* **TASK OBJECTIVE**: State the number of lines below in which the word "accent" appears. Nothing else belongs in the answer.

[Dataset excerpts]
+ + + + + + +

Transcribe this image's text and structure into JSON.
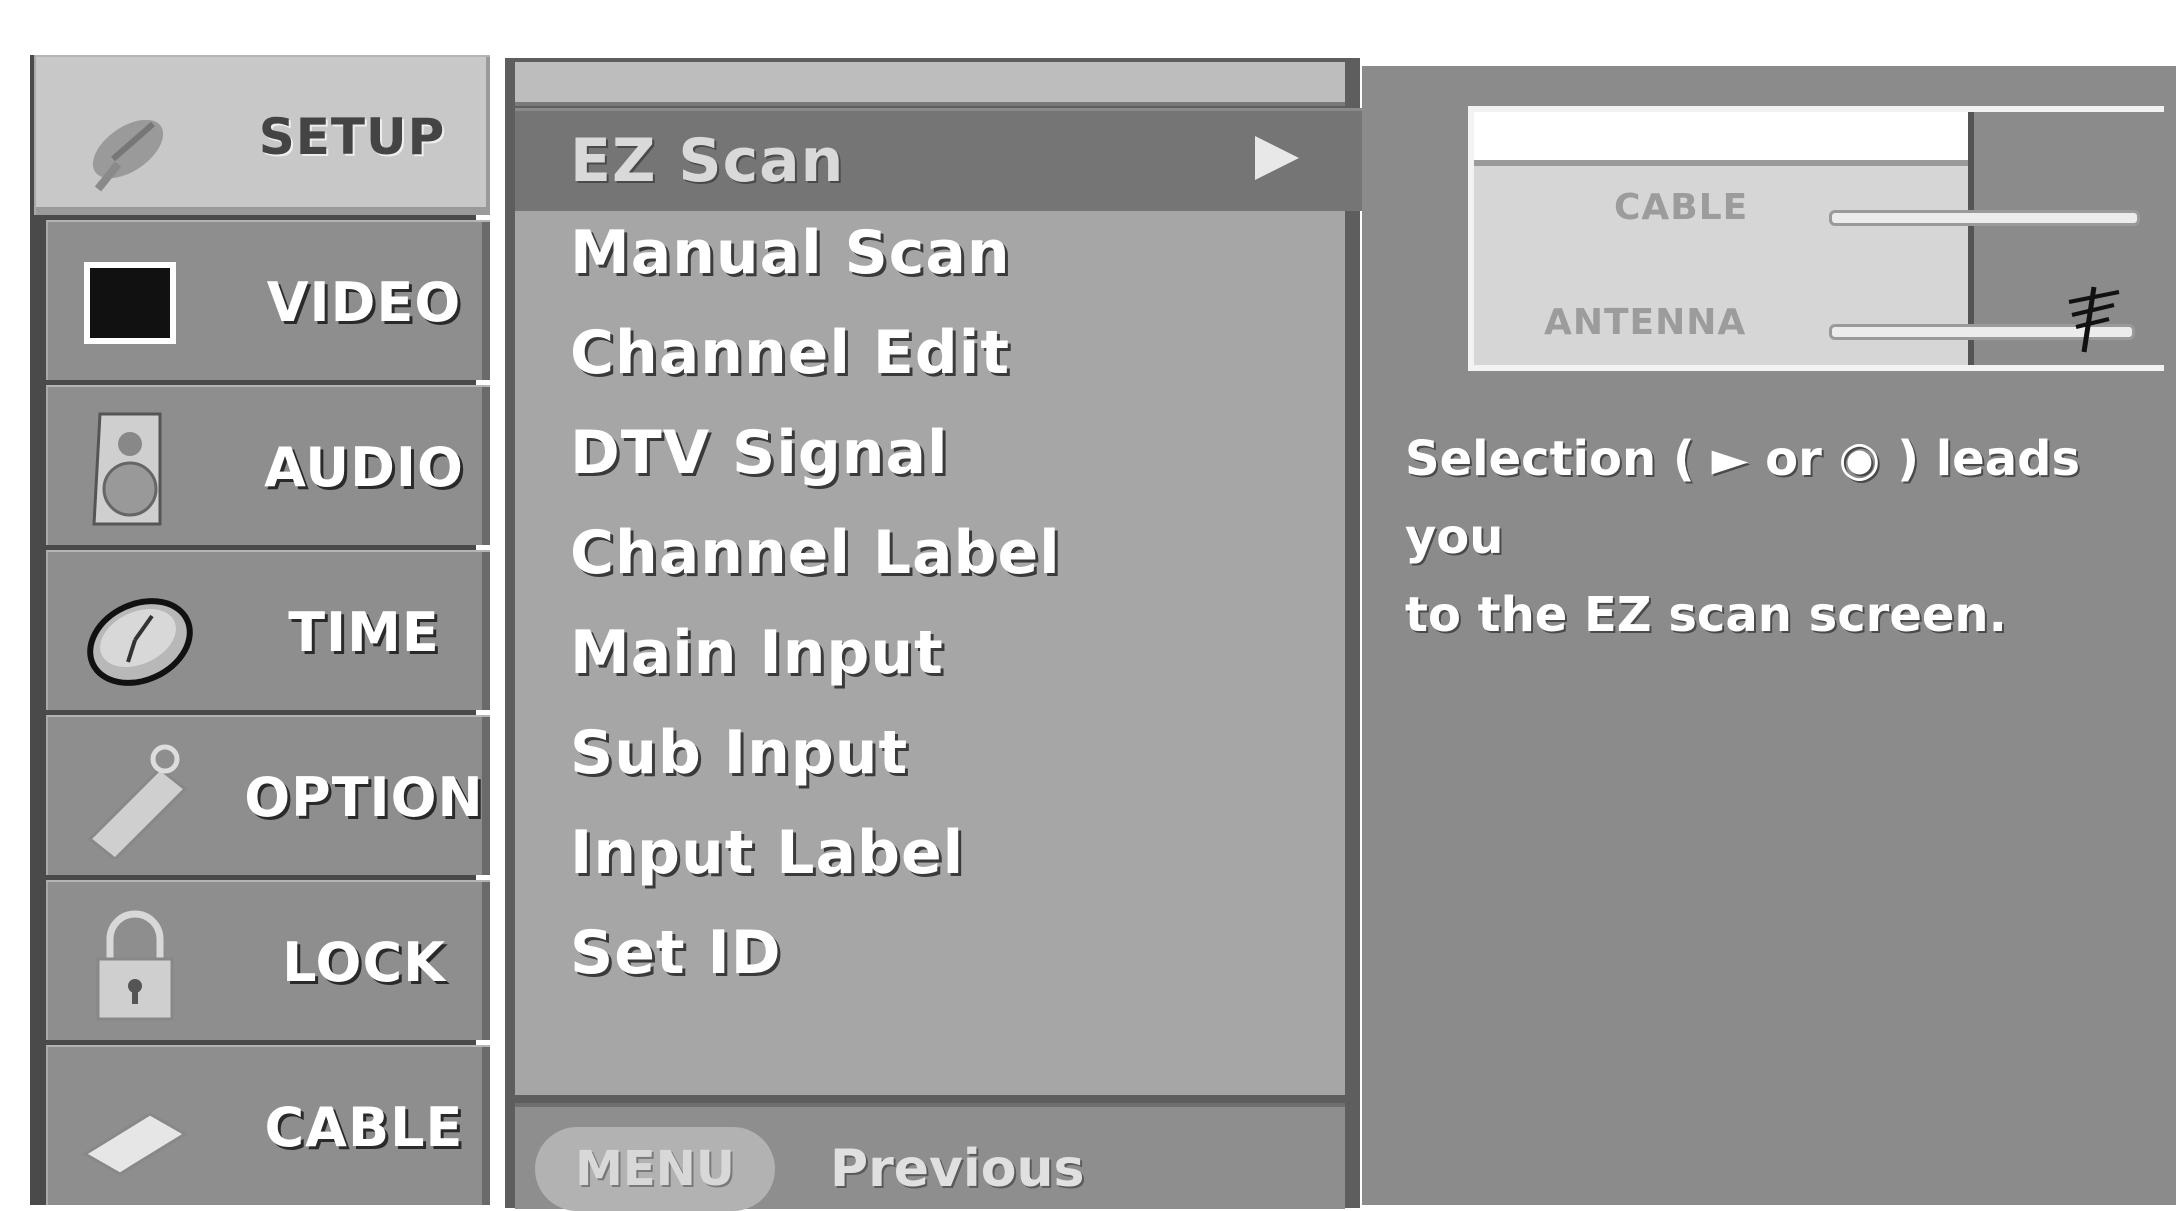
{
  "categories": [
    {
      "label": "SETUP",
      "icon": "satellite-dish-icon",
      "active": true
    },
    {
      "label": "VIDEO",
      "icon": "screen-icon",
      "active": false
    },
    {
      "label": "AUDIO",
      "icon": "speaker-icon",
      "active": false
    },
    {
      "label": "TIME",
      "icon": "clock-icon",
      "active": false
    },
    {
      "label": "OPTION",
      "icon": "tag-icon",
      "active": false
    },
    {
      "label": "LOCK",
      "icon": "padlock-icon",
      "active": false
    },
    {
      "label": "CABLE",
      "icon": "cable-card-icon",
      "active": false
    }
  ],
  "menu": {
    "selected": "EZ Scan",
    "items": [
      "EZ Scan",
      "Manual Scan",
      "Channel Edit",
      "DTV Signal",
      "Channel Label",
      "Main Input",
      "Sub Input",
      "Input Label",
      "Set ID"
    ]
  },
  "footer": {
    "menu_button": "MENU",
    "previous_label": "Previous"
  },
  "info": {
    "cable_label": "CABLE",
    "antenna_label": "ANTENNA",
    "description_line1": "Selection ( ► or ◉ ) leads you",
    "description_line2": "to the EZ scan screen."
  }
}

+ + + + + + +

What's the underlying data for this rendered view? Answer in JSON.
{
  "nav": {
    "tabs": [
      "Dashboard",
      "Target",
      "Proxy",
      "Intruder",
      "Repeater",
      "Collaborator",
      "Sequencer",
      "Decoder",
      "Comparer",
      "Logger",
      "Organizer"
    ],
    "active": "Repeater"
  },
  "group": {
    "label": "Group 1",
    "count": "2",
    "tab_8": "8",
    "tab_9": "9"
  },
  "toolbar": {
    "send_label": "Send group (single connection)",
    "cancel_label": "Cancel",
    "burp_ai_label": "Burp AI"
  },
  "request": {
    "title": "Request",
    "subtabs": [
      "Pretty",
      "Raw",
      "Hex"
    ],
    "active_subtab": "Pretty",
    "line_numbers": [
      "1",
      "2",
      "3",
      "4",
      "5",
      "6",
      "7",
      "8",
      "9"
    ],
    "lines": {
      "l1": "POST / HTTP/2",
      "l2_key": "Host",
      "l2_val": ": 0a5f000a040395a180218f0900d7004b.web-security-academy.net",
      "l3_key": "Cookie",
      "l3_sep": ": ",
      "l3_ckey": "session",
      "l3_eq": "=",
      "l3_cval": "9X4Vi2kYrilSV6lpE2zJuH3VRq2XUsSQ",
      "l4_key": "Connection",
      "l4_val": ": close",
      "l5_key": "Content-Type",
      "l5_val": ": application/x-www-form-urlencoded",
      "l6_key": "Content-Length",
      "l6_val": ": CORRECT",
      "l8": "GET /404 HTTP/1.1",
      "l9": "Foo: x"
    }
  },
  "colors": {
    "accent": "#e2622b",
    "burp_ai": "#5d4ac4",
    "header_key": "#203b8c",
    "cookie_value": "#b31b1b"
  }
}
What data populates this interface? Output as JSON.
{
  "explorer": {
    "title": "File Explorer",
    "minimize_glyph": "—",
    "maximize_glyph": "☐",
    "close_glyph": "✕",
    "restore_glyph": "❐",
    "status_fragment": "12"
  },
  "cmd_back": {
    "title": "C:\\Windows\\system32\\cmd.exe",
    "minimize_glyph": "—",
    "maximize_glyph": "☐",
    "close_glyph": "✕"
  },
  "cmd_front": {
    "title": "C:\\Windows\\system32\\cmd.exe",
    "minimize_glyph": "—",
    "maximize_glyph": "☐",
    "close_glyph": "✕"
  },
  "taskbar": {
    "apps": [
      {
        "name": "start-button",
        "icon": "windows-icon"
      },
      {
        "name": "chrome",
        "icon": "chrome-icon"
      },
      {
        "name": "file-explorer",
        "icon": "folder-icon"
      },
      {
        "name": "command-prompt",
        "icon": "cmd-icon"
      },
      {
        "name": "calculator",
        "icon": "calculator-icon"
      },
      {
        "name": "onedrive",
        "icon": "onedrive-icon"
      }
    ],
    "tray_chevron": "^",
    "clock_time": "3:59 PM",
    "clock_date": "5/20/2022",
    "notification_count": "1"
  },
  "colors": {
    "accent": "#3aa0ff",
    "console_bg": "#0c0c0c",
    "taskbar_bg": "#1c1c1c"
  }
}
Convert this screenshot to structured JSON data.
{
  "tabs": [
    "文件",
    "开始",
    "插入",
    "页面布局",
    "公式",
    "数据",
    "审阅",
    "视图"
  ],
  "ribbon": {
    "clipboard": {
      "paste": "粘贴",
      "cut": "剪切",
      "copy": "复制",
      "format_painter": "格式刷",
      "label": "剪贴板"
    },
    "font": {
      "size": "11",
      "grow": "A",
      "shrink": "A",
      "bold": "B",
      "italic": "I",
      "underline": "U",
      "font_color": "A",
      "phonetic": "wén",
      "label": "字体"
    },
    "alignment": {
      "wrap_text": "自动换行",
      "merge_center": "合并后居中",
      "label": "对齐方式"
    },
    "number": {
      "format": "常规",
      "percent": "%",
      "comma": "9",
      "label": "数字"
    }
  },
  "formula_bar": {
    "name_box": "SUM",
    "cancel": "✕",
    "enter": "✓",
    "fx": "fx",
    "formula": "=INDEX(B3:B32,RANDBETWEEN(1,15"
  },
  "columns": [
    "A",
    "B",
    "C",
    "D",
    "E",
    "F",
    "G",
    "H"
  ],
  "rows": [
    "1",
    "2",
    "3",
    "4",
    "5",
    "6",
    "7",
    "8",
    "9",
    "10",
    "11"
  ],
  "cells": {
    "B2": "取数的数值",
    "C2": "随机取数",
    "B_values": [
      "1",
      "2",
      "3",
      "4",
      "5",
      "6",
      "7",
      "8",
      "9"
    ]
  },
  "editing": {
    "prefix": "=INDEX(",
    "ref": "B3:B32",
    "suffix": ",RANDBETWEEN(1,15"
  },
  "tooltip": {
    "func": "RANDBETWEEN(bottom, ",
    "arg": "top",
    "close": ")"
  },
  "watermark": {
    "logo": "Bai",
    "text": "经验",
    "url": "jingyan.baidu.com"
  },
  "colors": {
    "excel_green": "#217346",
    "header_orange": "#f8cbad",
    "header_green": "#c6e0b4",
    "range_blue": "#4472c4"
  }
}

+ + + + + + +

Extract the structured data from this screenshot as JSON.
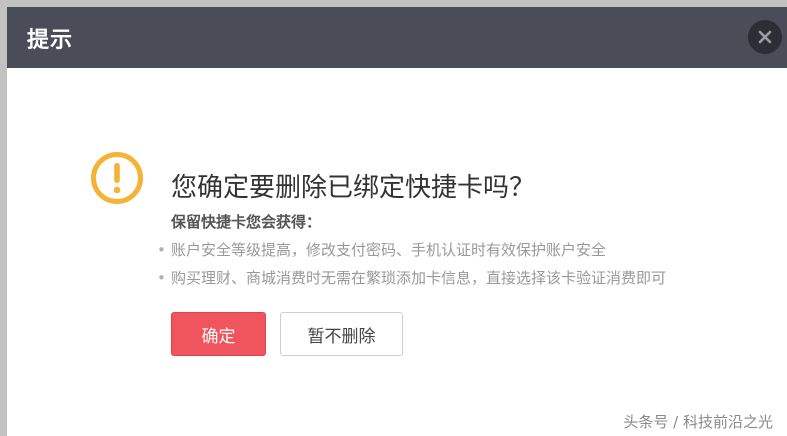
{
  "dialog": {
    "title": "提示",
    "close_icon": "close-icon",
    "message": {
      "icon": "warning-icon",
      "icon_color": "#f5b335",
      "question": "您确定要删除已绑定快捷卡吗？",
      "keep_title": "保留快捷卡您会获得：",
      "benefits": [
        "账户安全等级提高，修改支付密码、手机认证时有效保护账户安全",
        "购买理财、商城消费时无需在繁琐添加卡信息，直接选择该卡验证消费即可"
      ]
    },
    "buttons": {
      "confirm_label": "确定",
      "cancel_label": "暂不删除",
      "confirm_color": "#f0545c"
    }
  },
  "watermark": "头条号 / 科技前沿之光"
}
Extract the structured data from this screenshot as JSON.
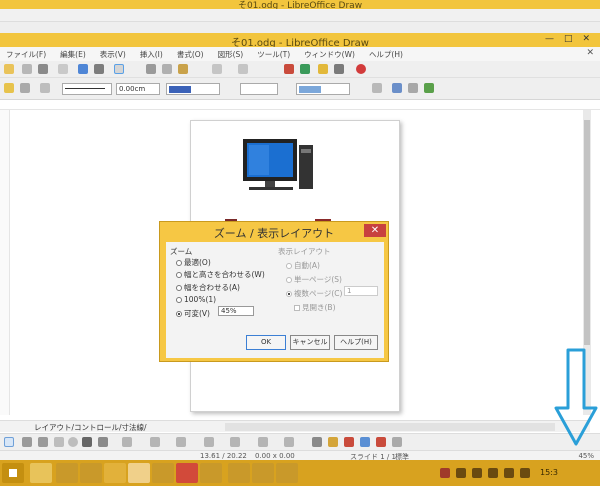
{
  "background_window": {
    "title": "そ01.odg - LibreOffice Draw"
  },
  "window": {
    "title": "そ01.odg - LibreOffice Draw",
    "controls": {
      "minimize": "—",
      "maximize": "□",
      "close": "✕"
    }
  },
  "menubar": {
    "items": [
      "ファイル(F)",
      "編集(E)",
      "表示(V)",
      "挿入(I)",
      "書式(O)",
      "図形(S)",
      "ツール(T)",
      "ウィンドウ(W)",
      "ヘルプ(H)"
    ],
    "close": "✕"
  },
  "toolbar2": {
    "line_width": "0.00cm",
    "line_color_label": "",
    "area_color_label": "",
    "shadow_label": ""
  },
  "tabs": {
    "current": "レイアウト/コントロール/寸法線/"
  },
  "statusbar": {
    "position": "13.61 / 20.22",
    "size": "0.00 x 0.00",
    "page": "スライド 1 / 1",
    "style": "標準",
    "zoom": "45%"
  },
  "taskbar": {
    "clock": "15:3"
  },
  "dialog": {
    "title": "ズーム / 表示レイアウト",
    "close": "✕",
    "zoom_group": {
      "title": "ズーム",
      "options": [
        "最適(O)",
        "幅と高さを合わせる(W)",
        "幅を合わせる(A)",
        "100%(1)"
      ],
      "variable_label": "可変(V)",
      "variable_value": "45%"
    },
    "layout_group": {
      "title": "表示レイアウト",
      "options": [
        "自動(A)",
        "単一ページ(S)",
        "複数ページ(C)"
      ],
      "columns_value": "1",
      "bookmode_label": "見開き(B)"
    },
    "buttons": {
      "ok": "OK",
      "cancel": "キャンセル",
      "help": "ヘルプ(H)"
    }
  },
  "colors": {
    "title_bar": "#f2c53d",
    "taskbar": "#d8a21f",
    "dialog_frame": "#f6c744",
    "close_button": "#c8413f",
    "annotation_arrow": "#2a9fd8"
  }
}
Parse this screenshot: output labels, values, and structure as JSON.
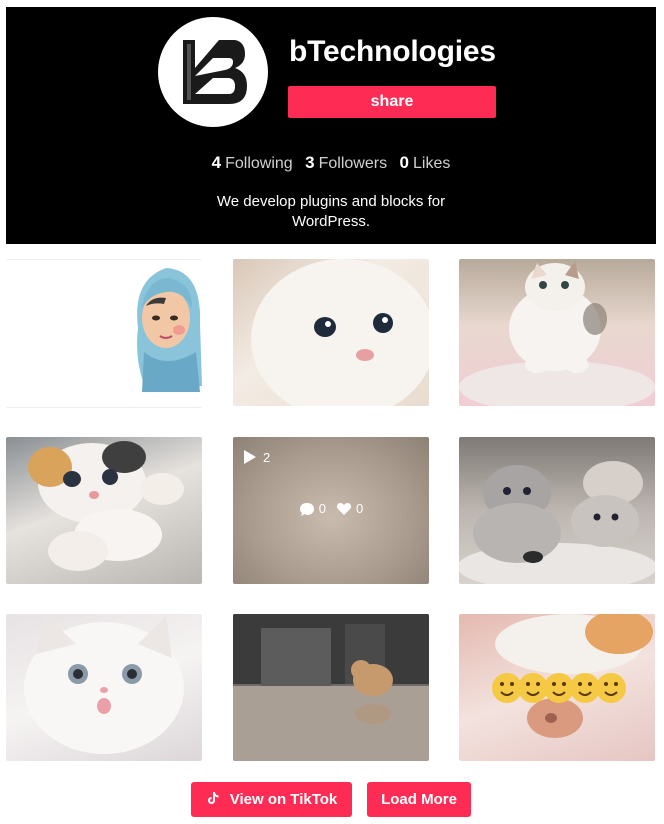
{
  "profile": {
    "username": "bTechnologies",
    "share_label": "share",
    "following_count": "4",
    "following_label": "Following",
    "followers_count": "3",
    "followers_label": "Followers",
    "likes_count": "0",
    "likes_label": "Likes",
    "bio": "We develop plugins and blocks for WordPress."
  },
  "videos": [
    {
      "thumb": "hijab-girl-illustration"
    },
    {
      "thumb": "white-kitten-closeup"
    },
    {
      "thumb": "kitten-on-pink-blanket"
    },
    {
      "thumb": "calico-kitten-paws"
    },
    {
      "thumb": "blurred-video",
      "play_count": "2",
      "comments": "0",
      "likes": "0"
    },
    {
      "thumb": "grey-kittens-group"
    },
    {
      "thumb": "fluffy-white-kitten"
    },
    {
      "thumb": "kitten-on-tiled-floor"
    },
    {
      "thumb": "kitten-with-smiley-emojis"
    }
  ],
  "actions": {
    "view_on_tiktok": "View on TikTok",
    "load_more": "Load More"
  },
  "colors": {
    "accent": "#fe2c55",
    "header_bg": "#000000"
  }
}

+ + + + + + +

* **ANSWER TO THIS TASK**: 3